**What this task involves**. Count the lines in the data below where the string "values" occurs, please, and give the number alone.
--- START OF Exercise input ---
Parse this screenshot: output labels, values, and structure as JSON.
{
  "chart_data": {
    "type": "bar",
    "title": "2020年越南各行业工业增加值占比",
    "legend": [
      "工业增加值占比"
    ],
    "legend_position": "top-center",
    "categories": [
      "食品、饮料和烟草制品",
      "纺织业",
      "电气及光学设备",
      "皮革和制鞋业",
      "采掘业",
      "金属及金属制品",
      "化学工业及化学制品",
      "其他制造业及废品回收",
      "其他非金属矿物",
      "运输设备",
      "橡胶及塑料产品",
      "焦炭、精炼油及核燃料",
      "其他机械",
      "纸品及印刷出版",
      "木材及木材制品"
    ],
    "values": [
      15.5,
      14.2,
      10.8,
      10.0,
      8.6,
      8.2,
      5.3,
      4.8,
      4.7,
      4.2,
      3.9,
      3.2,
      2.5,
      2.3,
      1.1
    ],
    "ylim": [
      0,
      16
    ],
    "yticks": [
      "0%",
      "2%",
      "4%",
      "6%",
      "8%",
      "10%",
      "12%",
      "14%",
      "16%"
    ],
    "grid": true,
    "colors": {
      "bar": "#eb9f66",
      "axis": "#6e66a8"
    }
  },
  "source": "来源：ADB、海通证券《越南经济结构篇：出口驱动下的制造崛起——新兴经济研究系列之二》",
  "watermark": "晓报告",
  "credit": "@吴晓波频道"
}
--- END OF Exercise input ---
**Answer for this exercise**. 2